**What you should do:** Rewrite part of the material below as a Markdown table with the columns Row and Line. Begin at the line that has "noise-cell bbox=[455, 211, 459, 218]", stop after the line that has "noise-cell bbox=[53, 86, 61, 96]", number each row, and leave out blank lines.

-- -- --

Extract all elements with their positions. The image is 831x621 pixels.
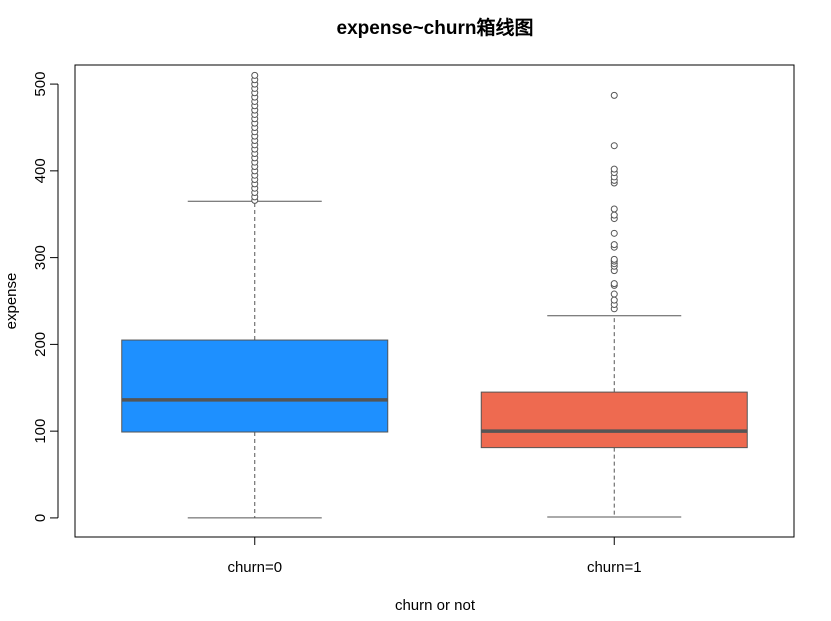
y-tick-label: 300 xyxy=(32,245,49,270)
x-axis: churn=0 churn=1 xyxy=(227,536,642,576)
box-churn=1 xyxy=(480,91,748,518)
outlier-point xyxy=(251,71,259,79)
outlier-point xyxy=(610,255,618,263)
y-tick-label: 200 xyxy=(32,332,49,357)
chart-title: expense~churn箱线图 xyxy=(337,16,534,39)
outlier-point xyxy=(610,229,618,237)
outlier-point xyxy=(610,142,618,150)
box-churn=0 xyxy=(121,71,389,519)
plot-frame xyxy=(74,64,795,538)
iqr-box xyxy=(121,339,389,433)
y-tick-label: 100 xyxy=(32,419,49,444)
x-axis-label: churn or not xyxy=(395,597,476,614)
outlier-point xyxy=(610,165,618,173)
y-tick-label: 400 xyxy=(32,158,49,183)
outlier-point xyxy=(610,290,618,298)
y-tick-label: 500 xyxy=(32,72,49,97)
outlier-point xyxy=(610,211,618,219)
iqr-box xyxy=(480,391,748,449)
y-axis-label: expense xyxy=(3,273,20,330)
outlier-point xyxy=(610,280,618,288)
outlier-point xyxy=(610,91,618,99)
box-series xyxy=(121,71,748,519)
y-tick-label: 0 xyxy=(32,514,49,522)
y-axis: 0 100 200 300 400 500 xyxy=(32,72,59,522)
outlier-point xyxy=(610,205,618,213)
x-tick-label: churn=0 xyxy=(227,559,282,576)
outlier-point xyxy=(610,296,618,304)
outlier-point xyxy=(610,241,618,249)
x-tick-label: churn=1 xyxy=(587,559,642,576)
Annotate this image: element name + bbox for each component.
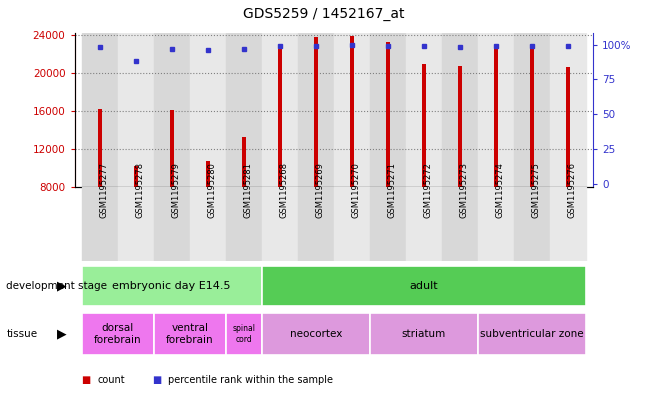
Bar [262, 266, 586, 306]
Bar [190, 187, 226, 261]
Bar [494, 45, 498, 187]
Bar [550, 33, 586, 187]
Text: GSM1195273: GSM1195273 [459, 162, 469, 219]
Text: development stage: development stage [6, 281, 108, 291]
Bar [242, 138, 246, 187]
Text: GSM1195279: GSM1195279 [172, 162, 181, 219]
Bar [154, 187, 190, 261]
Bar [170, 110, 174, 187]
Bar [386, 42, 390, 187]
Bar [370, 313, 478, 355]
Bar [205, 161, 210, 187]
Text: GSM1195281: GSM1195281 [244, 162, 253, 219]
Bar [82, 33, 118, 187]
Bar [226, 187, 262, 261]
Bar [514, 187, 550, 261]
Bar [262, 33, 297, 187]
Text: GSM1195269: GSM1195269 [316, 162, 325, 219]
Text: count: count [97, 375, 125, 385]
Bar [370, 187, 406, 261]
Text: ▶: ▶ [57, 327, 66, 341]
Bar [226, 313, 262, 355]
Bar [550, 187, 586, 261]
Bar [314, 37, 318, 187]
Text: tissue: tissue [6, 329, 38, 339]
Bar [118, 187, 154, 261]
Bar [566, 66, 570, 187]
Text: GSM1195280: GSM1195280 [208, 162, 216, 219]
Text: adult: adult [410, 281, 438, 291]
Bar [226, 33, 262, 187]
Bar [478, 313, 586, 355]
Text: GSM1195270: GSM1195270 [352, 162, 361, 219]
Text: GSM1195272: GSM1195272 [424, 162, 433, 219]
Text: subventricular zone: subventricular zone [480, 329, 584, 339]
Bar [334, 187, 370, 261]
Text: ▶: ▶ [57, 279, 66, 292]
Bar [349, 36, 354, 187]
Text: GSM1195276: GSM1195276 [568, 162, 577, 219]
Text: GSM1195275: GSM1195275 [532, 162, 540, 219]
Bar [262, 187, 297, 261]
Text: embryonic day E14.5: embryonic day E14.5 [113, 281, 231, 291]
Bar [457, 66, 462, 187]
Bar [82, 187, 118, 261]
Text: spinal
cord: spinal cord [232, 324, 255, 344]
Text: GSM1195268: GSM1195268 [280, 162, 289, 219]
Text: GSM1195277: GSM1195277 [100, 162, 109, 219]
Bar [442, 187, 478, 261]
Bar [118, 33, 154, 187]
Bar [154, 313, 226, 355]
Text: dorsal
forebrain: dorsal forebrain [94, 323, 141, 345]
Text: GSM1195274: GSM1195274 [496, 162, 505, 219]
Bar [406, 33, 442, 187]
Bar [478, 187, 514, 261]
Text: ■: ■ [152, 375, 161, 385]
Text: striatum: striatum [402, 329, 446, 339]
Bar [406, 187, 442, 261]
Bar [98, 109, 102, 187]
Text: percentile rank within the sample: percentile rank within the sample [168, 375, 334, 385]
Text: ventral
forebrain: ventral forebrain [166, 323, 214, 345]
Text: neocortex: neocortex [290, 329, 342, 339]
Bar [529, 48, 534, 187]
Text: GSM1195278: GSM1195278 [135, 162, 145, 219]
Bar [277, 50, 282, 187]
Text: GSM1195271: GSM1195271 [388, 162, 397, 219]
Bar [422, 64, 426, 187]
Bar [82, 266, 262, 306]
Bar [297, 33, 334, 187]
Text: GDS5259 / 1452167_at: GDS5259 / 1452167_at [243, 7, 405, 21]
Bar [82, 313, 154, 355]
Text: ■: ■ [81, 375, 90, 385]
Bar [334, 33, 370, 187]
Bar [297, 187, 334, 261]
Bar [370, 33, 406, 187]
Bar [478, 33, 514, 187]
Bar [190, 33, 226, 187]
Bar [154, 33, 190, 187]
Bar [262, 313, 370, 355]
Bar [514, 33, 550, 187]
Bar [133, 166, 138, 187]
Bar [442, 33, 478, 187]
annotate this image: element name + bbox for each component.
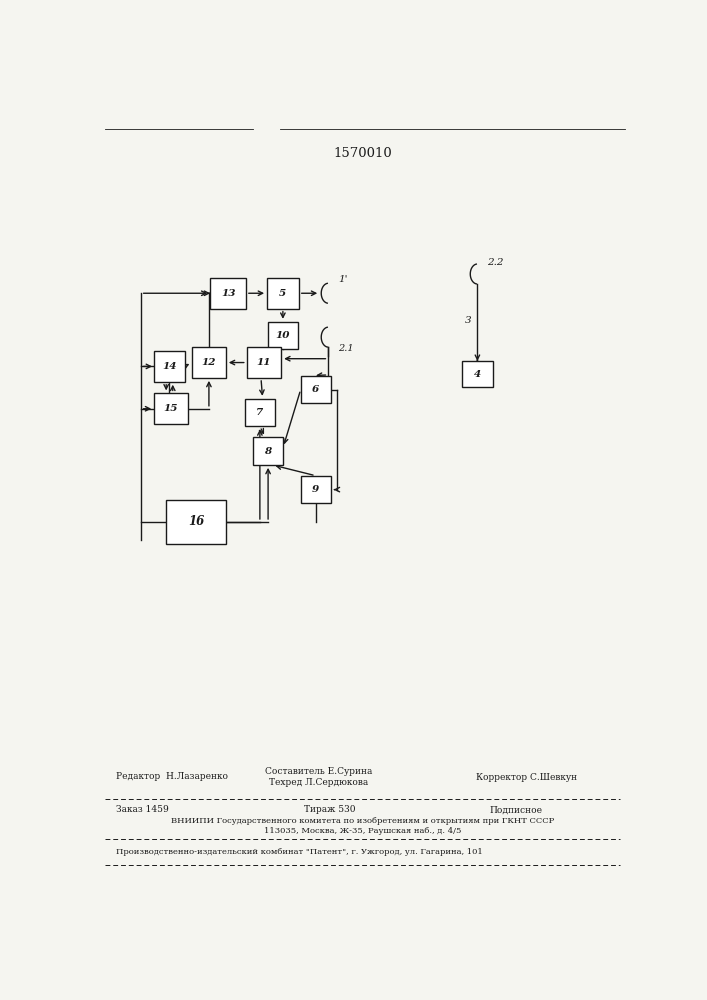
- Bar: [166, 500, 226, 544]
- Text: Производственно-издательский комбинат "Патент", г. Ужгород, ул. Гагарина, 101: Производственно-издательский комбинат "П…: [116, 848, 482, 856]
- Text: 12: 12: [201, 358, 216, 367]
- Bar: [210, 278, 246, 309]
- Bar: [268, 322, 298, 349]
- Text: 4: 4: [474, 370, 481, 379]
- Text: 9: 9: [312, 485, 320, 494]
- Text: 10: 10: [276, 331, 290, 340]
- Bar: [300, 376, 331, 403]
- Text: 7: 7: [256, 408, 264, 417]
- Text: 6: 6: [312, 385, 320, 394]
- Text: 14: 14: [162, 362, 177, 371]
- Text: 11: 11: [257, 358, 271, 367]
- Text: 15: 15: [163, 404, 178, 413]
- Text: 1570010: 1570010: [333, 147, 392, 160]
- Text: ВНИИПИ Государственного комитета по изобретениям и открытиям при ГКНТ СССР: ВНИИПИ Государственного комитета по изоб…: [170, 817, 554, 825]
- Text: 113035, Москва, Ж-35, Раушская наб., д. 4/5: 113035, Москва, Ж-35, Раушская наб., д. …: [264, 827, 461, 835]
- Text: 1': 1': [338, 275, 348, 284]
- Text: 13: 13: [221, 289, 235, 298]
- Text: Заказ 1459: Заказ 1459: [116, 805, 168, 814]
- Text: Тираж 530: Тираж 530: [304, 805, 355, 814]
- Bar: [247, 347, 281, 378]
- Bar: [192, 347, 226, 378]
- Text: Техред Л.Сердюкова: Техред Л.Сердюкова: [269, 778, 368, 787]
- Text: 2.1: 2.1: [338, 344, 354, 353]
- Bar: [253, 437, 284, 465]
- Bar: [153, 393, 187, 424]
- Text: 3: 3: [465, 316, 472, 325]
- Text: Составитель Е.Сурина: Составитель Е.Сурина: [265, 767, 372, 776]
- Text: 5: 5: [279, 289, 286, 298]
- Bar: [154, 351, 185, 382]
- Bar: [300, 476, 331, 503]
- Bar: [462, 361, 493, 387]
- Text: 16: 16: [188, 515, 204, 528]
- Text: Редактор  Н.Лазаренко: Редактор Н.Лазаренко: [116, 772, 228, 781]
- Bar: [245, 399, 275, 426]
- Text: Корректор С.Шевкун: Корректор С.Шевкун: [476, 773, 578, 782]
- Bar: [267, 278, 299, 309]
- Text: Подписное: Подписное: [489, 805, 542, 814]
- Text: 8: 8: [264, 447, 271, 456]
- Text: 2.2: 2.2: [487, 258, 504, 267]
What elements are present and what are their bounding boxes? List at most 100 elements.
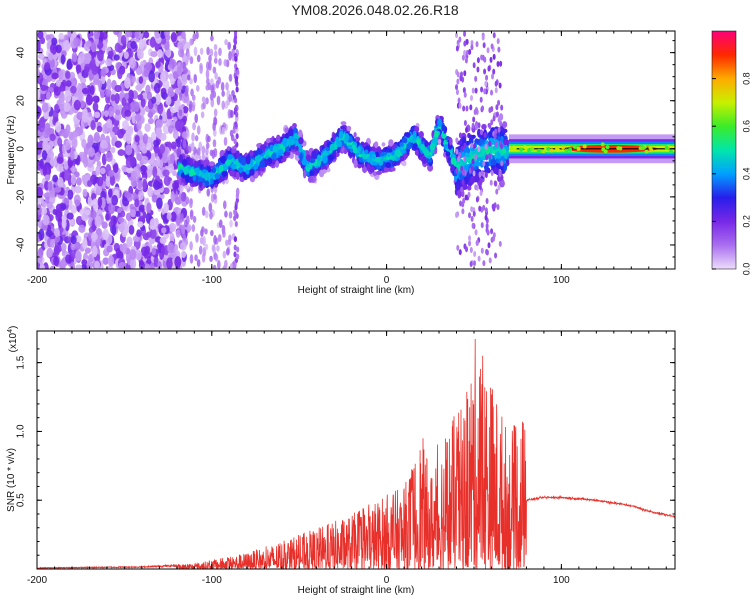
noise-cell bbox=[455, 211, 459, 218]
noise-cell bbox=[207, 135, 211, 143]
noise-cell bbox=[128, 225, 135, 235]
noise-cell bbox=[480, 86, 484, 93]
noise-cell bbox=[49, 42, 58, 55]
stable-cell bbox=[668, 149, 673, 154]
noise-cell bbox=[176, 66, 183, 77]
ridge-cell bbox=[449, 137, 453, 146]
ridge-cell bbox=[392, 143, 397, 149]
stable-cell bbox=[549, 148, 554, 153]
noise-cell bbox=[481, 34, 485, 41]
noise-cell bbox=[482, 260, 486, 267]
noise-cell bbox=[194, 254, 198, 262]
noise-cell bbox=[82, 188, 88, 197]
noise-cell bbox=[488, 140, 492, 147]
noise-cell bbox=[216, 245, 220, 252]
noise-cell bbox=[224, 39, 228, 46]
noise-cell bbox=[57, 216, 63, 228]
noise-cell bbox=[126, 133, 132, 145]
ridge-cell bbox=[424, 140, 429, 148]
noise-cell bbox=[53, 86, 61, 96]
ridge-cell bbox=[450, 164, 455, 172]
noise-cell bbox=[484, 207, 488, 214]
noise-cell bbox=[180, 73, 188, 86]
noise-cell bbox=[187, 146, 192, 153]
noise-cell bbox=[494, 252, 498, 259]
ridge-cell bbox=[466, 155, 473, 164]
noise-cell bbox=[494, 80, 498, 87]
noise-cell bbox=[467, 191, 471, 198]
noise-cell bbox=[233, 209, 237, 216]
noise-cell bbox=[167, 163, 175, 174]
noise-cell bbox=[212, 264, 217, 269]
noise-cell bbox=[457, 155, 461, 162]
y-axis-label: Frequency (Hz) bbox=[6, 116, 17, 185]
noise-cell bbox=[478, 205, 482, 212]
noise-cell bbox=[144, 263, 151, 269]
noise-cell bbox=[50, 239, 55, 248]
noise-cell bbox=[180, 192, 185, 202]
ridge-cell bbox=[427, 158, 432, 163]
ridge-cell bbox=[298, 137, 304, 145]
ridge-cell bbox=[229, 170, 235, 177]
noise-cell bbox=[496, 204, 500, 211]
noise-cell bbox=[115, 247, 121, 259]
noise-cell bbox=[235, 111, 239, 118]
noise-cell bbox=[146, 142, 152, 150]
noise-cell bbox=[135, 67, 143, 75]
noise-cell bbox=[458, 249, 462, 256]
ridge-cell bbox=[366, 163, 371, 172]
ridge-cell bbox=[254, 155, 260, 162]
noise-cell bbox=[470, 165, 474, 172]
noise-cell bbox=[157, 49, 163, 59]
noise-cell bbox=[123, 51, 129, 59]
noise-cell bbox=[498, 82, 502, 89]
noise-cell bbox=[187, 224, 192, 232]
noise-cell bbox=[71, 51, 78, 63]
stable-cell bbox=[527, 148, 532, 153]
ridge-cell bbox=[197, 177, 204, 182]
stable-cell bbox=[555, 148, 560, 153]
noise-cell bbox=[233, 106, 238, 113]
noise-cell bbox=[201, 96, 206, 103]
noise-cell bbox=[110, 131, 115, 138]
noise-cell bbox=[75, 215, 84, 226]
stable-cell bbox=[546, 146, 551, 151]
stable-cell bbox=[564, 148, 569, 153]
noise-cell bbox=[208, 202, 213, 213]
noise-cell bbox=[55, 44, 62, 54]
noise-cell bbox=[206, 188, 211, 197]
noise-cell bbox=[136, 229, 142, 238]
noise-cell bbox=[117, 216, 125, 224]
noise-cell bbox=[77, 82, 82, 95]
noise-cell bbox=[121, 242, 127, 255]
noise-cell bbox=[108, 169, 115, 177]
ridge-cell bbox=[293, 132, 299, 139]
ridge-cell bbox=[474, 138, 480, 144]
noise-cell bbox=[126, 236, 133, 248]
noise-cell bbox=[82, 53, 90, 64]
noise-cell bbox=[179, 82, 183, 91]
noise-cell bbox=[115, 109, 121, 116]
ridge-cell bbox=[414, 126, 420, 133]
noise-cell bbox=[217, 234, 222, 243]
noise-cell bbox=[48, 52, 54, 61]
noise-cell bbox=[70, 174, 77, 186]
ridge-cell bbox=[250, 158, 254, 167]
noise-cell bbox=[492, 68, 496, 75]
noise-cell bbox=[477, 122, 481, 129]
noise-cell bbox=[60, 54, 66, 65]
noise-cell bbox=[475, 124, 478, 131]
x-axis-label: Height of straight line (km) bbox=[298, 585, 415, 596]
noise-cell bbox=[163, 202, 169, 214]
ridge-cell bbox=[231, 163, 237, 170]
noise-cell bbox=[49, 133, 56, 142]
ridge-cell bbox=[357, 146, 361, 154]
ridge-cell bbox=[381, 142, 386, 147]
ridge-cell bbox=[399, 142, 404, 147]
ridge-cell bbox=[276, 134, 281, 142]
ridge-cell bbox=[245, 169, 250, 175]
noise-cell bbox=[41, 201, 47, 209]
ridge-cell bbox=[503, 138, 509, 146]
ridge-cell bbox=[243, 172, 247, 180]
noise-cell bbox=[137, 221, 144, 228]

-- -- --

**Output for this exercise:**
| Row | Line |
|---|---|
| 1 | noise-cell bbox=[455, 211, 459, 218] |
| 2 | noise-cell bbox=[207, 135, 211, 143] |
| 3 | noise-cell bbox=[128, 225, 135, 235] |
| 4 | noise-cell bbox=[480, 86, 484, 93] |
| 5 | noise-cell bbox=[49, 42, 58, 55] |
| 6 | stable-cell bbox=[668, 149, 673, 154] |
| 7 | noise-cell bbox=[176, 66, 183, 77] |
| 8 | ridge-cell bbox=[449, 137, 453, 146] |
| 9 | ridge-cell bbox=[392, 143, 397, 149] |
| 10 | stable-cell bbox=[549, 148, 554, 153] |
| 11 | noise-cell bbox=[481, 34, 485, 41] |
| 12 | noise-cell bbox=[482, 260, 486, 267] |
| 13 | noise-cell bbox=[194, 254, 198, 262] |
| 14 | noise-cell bbox=[82, 188, 88, 197] |
| 15 | noise-cell bbox=[488, 140, 492, 147] |
| 16 | noise-cell bbox=[216, 245, 220, 252] |
| 17 | noise-cell bbox=[224, 39, 228, 46] |
| 18 | noise-cell bbox=[57, 216, 63, 228] |
| 19 | noise-cell bbox=[126, 133, 132, 145] |
| 20 | ridge-cell bbox=[424, 140, 429, 148] |
| 21 | noise-cell bbox=[53, 86, 61, 96] |